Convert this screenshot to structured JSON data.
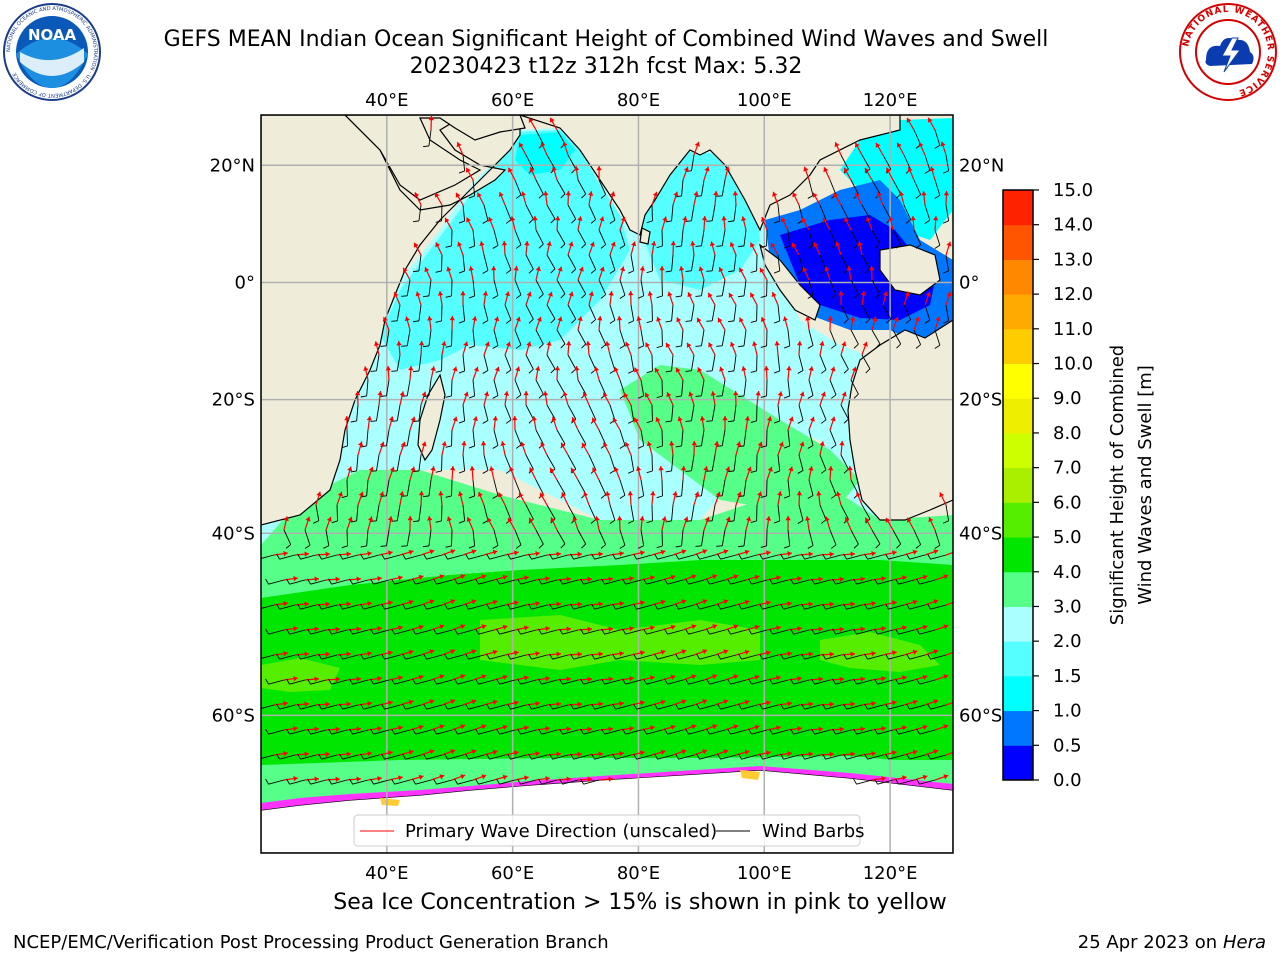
{
  "header": {
    "title_line1": "GEFS MEAN Indian Ocean Significant Height of Combined Wind Waves and Swell",
    "title_line2": "20230423 t12z 312h fcst   Max: 5.32"
  },
  "logos": {
    "noaa": {
      "label": "NOAA",
      "ring_text": "NATIONAL OCEANIC AND ATMOSPHERIC ADMINISTRATION · U.S. DEPARTMENT OF COMMERCE"
    },
    "nws": {
      "ring_text": "NATIONAL WEATHER SERVICE"
    }
  },
  "map": {
    "lon_ticks": [
      {
        "lon": 40,
        "label": "40°E"
      },
      {
        "lon": 60,
        "label": "60°E"
      },
      {
        "lon": 80,
        "label": "80°E"
      },
      {
        "lon": 100,
        "label": "100°E"
      },
      {
        "lon": 120,
        "label": "120°E"
      }
    ],
    "lat_ticks": [
      {
        "lat": 20,
        "label": "20°N"
      },
      {
        "lat": 0,
        "label": "0°"
      },
      {
        "lat": -20,
        "label": "20°S"
      },
      {
        "lat": -40,
        "label": "40°S"
      },
      {
        "lat": -60,
        "label": "60°S"
      }
    ],
    "extent": {
      "lon_min": 20,
      "lon_max": 130,
      "lat_min": -70,
      "lat_max": 28
    },
    "grid": true,
    "legend": {
      "position": "bottom-center",
      "items": [
        {
          "label": "Primary Wave Direction (unscaled)",
          "color": "#ff0000"
        },
        {
          "label": "Wind Barbs",
          "color": "#000000"
        }
      ]
    },
    "colors": {
      "land": "#efedda",
      "sea_ice_low": "#ff33ff",
      "sea_ice_high": "#ffcc33",
      "ice_sheet": "#ffffff",
      "grid": "#b0b0b0"
    }
  },
  "colorbar": {
    "label_line1": "Significant Height of Combined",
    "label_line2": "Wind Waves and Swell [m]",
    "ticks": [
      "0.0",
      "0.5",
      "1.0",
      "1.5",
      "2.0",
      "3.0",
      "4.0",
      "5.0",
      "6.0",
      "7.0",
      "8.0",
      "9.0",
      "10.0",
      "11.0",
      "12.0",
      "13.0",
      "14.0",
      "15.0"
    ],
    "colors": [
      "#0000ff",
      "#0077ff",
      "#00ffff",
      "#55ffff",
      "#aaffff",
      "#55ff88",
      "#00e600",
      "#55ee00",
      "#aaee00",
      "#ccff00",
      "#eeee00",
      "#ffff00",
      "#ffcc00",
      "#ffaa00",
      "#ff8800",
      "#ff5500",
      "#ff2200"
    ]
  },
  "caption": "Sea Ice Concentration > 15% is shown in pink to yellow",
  "footer": {
    "left": "NCEP/EMC/Verification Post Processing Product Generation Branch",
    "right_prefix": "25 Apr 2023 on ",
    "right_host": "Hera"
  }
}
-*-
Quote all of the entries word for word, omitting any pictures.

Response:
Convert this screenshot to structured JSON data.
{
  "header": {
    "title_line1": "GEFS MEAN Indian Ocean Significant Height of Combined Wind Waves and Swell",
    "title_line2": "20230423 t12z 312h fcst   Max: 5.32"
  },
  "logos": {
    "noaa": {
      "label": "NOAA",
      "ring_text": "NATIONAL OCEANIC AND ATMOSPHERIC ADMINISTRATION · U.S. DEPARTMENT OF COMMERCE"
    },
    "nws": {
      "ring_text": "NATIONAL WEATHER SERVICE"
    }
  },
  "map": {
    "lon_ticks": [
      {
        "lon": 40,
        "label": "40°E"
      },
      {
        "lon": 60,
        "label": "60°E"
      },
      {
        "lon": 80,
        "label": "80°E"
      },
      {
        "lon": 100,
        "label": "100°E"
      },
      {
        "lon": 120,
        "label": "120°E"
      }
    ],
    "lat_ticks": [
      {
        "lat": 20,
        "label": "20°N"
      },
      {
        "lat": 0,
        "label": "0°"
      },
      {
        "lat": -20,
        "label": "20°S"
      },
      {
        "lat": -40,
        "label": "40°S"
      },
      {
        "lat": -60,
        "label": "60°S"
      }
    ],
    "extent": {
      "lon_min": 20,
      "lon_max": 130,
      "lat_min": -70,
      "lat_max": 28
    },
    "grid": true,
    "legend": {
      "position": "bottom-center",
      "items": [
        {
          "label": "Primary Wave Direction (unscaled)",
          "color": "#ff0000"
        },
        {
          "label": "Wind Barbs",
          "color": "#000000"
        }
      ]
    },
    "colors": {
      "land": "#efedda",
      "sea_ice_low": "#ff33ff",
      "sea_ice_high": "#ffcc33",
      "ice_sheet": "#ffffff",
      "grid": "#b0b0b0"
    }
  },
  "colorbar": {
    "label_line1": "Significant Height of Combined",
    "label_line2": "Wind Waves and Swell [m]",
    "ticks": [
      "0.0",
      "0.5",
      "1.0",
      "1.5",
      "2.0",
      "3.0",
      "4.0",
      "5.0",
      "6.0",
      "7.0",
      "8.0",
      "9.0",
      "10.0",
      "11.0",
      "12.0",
      "13.0",
      "14.0",
      "15.0"
    ],
    "colors": [
      "#0000ff",
      "#0077ff",
      "#00ffff",
      "#55ffff",
      "#aaffff",
      "#55ff88",
      "#00e600",
      "#55ee00",
      "#aaee00",
      "#ccff00",
      "#eeee00",
      "#ffff00",
      "#ffcc00",
      "#ffaa00",
      "#ff8800",
      "#ff5500",
      "#ff2200"
    ]
  },
  "caption": "Sea Ice Concentration > 15% is shown in pink to yellow",
  "footer": {
    "left": "NCEP/EMC/Verification Post Processing Product Generation Branch",
    "right_prefix": "25 Apr 2023 on ",
    "right_host": "Hera"
  }
}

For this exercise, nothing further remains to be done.